YOUR ASSIGNMENT –
Could you please find each line in the records that contains the word "regulation" and copy it?

Records contained in a dataset –
:::

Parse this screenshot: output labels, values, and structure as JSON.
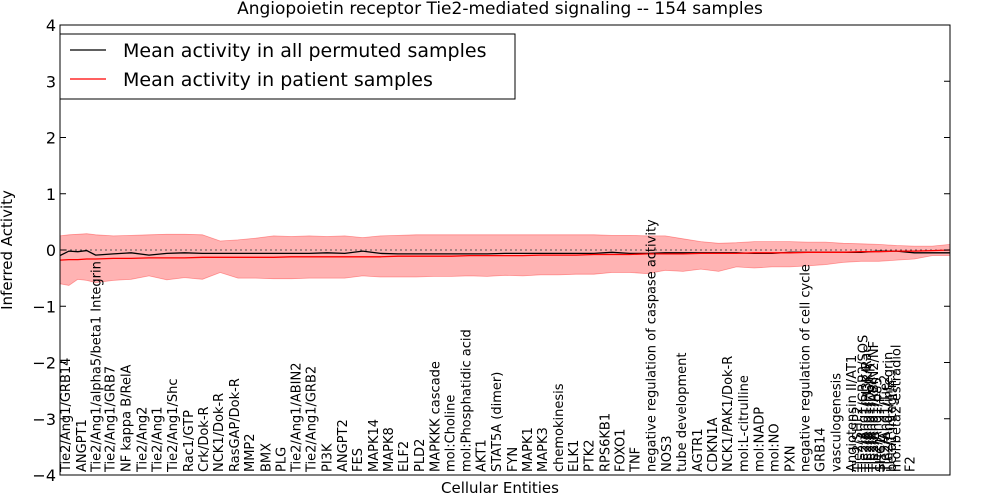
{
  "chart_data": {
    "type": "line",
    "title": "Angiopoietin receptor Tie2-mediated signaling -- 154 samples",
    "xlabel": "Cellular Entities",
    "ylabel": "Inferred Activity",
    "ylim": [
      -4,
      4
    ],
    "yticks": [
      -4,
      -3,
      -2,
      -1,
      0,
      1,
      2,
      3,
      4
    ],
    "ytick_labels": [
      "−4",
      "−3",
      "−2",
      "−1",
      "0",
      "1",
      "2",
      "3",
      "4"
    ],
    "xlim": [
      0,
      100
    ],
    "legend": {
      "position": "top-left",
      "entries": [
        {
          "label": "Mean activity in all permuted samples",
          "color": "#000000"
        },
        {
          "label": "Mean activity in patient samples",
          "color": "#ff0000"
        }
      ]
    },
    "colors": {
      "permuted": "#000000",
      "patient": "#ff0000",
      "band": "#ff9999",
      "zero_line": "#555555"
    },
    "x": [
      0,
      1,
      2,
      3,
      4,
      6,
      8,
      10,
      12,
      14,
      16,
      18,
      20,
      22,
      24,
      26,
      28,
      30,
      32,
      34,
      36,
      38,
      40,
      42,
      44,
      46,
      48,
      50,
      52,
      54,
      56,
      58,
      60,
      62,
      64,
      66,
      68,
      70,
      72,
      74,
      76,
      78,
      80,
      82,
      84,
      86,
      88,
      90,
      92,
      94,
      96,
      98,
      100
    ],
    "series": [
      {
        "name": "Mean activity in all permuted samples",
        "values": [
          -0.1,
          -0.02,
          -0.03,
          -0.01,
          -0.09,
          -0.07,
          -0.05,
          -0.09,
          -0.06,
          -0.05,
          -0.06,
          -0.06,
          -0.06,
          -0.06,
          -0.06,
          -0.06,
          -0.06,
          -0.05,
          -0.06,
          -0.02,
          -0.06,
          -0.07,
          -0.07,
          -0.07,
          -0.07,
          -0.07,
          -0.07,
          -0.06,
          -0.06,
          -0.06,
          -0.06,
          -0.06,
          -0.06,
          -0.04,
          -0.06,
          -0.06,
          -0.05,
          -0.05,
          -0.05,
          -0.05,
          -0.05,
          -0.06,
          -0.06,
          -0.04,
          -0.04,
          -0.04,
          -0.04,
          -0.04,
          -0.02,
          -0.02,
          -0.05,
          -0.05,
          -0.05
        ]
      },
      {
        "name": "Mean activity in patient samples",
        "values": [
          -0.18,
          -0.17,
          -0.17,
          -0.16,
          -0.16,
          -0.15,
          -0.15,
          -0.14,
          -0.14,
          -0.14,
          -0.13,
          -0.13,
          -0.13,
          -0.13,
          -0.13,
          -0.12,
          -0.12,
          -0.12,
          -0.12,
          -0.12,
          -0.12,
          -0.11,
          -0.11,
          -0.11,
          -0.11,
          -0.1,
          -0.1,
          -0.1,
          -0.1,
          -0.09,
          -0.09,
          -0.09,
          -0.08,
          -0.08,
          -0.08,
          -0.07,
          -0.07,
          -0.07,
          -0.06,
          -0.06,
          -0.06,
          -0.05,
          -0.05,
          -0.05,
          -0.04,
          -0.04,
          -0.04,
          -0.03,
          -0.03,
          -0.02,
          -0.02,
          -0.01,
          0.0
        ]
      }
    ],
    "band": {
      "upper": [
        0.25,
        0.27,
        0.28,
        0.29,
        0.27,
        0.25,
        0.26,
        0.27,
        0.28,
        0.28,
        0.27,
        0.16,
        0.18,
        0.21,
        0.25,
        0.24,
        0.25,
        0.24,
        0.25,
        0.22,
        0.25,
        0.26,
        0.27,
        0.27,
        0.27,
        0.27,
        0.27,
        0.27,
        0.27,
        0.27,
        0.27,
        0.27,
        0.27,
        0.26,
        0.26,
        0.25,
        0.25,
        0.2,
        0.15,
        0.12,
        0.13,
        0.15,
        0.15,
        0.15,
        0.14,
        0.14,
        0.12,
        0.11,
        0.1,
        0.08,
        0.07,
        0.07,
        0.1
      ],
      "lower": [
        -0.6,
        -0.63,
        -0.52,
        -0.54,
        -0.58,
        -0.54,
        -0.52,
        -0.46,
        -0.53,
        -0.49,
        -0.52,
        -0.4,
        -0.5,
        -0.5,
        -0.51,
        -0.51,
        -0.5,
        -0.5,
        -0.5,
        -0.46,
        -0.48,
        -0.48,
        -0.48,
        -0.47,
        -0.47,
        -0.46,
        -0.47,
        -0.45,
        -0.46,
        -0.44,
        -0.44,
        -0.43,
        -0.43,
        -0.4,
        -0.4,
        -0.42,
        -0.36,
        -0.38,
        -0.34,
        -0.38,
        -0.3,
        -0.32,
        -0.3,
        -0.3,
        -0.28,
        -0.26,
        -0.22,
        -0.2,
        -0.2,
        -0.18,
        -0.16,
        -0.1,
        -0.1
      ]
    },
    "entity_labels": [
      {
        "x": 0.0,
        "label": "Tie2/Ang1/GRB14"
      },
      {
        "x": 1.8,
        "label": "ANGPT1"
      },
      {
        "x": 3.4,
        "label": "Tie2/Ang1/alpha5/beta1 Integrin"
      },
      {
        "x": 5.0,
        "label": "Tie2/Ang1/GRB7"
      },
      {
        "x": 6.8,
        "label": "NF kappa B/RelA"
      },
      {
        "x": 8.6,
        "label": "Tie2/Ang2"
      },
      {
        "x": 10.3,
        "label": "Tie2/Ang1"
      },
      {
        "x": 12.0,
        "label": "Tie2/Ang1/Shc"
      },
      {
        "x": 13.8,
        "label": "Rac1/GTP"
      },
      {
        "x": 15.5,
        "label": "Crk/Dok-R"
      },
      {
        "x": 17.2,
        "label": "NCK1/Dok-R"
      },
      {
        "x": 19.0,
        "label": "RasGAP/Dok-R"
      },
      {
        "x": 20.7,
        "label": "MMP2"
      },
      {
        "x": 22.5,
        "label": "BMX"
      },
      {
        "x": 24.2,
        "label": "PLG"
      },
      {
        "x": 25.9,
        "label": "Tie2/Ang1/ABIN2"
      },
      {
        "x": 27.6,
        "label": "Tie2/Ang1/GRB2"
      },
      {
        "x": 29.4,
        "label": "PI3K"
      },
      {
        "x": 31.1,
        "label": "ANGPT2"
      },
      {
        "x": 32.8,
        "label": "FES"
      },
      {
        "x": 34.6,
        "label": "MAPK14"
      },
      {
        "x": 36.3,
        "label": "MAPK8"
      },
      {
        "x": 38.0,
        "label": "ELF2"
      },
      {
        "x": 39.8,
        "label": "PLD2"
      },
      {
        "x": 41.5,
        "label": "MAPKKK cascade"
      },
      {
        "x": 43.2,
        "label": "mol:Choline"
      },
      {
        "x": 45.0,
        "label": "mol:Phosphatidic acid"
      },
      {
        "x": 46.7,
        "label": "AKT1"
      },
      {
        "x": 48.4,
        "label": "STAT5A (dimer)"
      },
      {
        "x": 50.2,
        "label": "FYN"
      },
      {
        "x": 51.9,
        "label": "MAPK1"
      },
      {
        "x": 53.6,
        "label": "MAPK3"
      },
      {
        "x": 55.4,
        "label": "chemokinesis"
      },
      {
        "x": 57.1,
        "label": "ELK1"
      },
      {
        "x": 58.8,
        "label": "PTK2"
      },
      {
        "x": 60.6,
        "label": "RPS6KB1"
      },
      {
        "x": 62.3,
        "label": "FOXO1"
      },
      {
        "x": 64.0,
        "label": "TNF"
      },
      {
        "x": 65.8,
        "label": "negative regulation of caspase activity"
      },
      {
        "x": 67.5,
        "label": "NOS3"
      },
      {
        "x": 69.2,
        "label": "tube development"
      },
      {
        "x": 71.0,
        "label": "AGTR1"
      },
      {
        "x": 72.7,
        "label": "CDKN1A"
      },
      {
        "x": 74.4,
        "label": "NCK1/PAK1/Dok-R"
      },
      {
        "x": 76.2,
        "label": "mol:L-citrulline"
      },
      {
        "x": 77.9,
        "label": "mol:NADP"
      },
      {
        "x": 79.6,
        "label": "mol:NO"
      },
      {
        "x": 81.4,
        "label": "PXN"
      },
      {
        "x": 83.1,
        "label": "negative regulation of cell cycle"
      },
      {
        "x": 84.8,
        "label": "GRB14"
      },
      {
        "x": 86.6,
        "label": "vasculogenesis"
      },
      {
        "x": 88.3,
        "label": "Angiotensin II/AT1"
      },
      {
        "x": 89.0,
        "label": "Tie2/SHP2"
      },
      {
        "x": 89.6,
        "label": "Tie2/Ang1/GRB2/SOS"
      },
      {
        "x": 90.0,
        "label": "Tie2/Ang1/PI3K/Rac"
      },
      {
        "x": 90.4,
        "label": "Tie2/Ang1/Dok-R"
      },
      {
        "x": 90.8,
        "label": "Tie2/Ang1/ABIN2/NF"
      },
      {
        "x": 91.2,
        "label": "Tie2/Ang1/p85"
      },
      {
        "x": 91.6,
        "label": "SHC1"
      },
      {
        "x": 92.0,
        "label": "Tie2/Ang1/Tie2"
      },
      {
        "x": 92.4,
        "label": "Tie2/Ang1/integrin"
      },
      {
        "x": 92.8,
        "label": "beta1 integrin"
      },
      {
        "x": 93.3,
        "label": "mol:beta2-estradiol"
      },
      {
        "x": 94.9,
        "label": "F2"
      }
    ]
  }
}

:::

REPLY TO THE EXERCISE –
        "label": "negative regulation of caspase activity"
        "label": "negative regulation of cell cycle"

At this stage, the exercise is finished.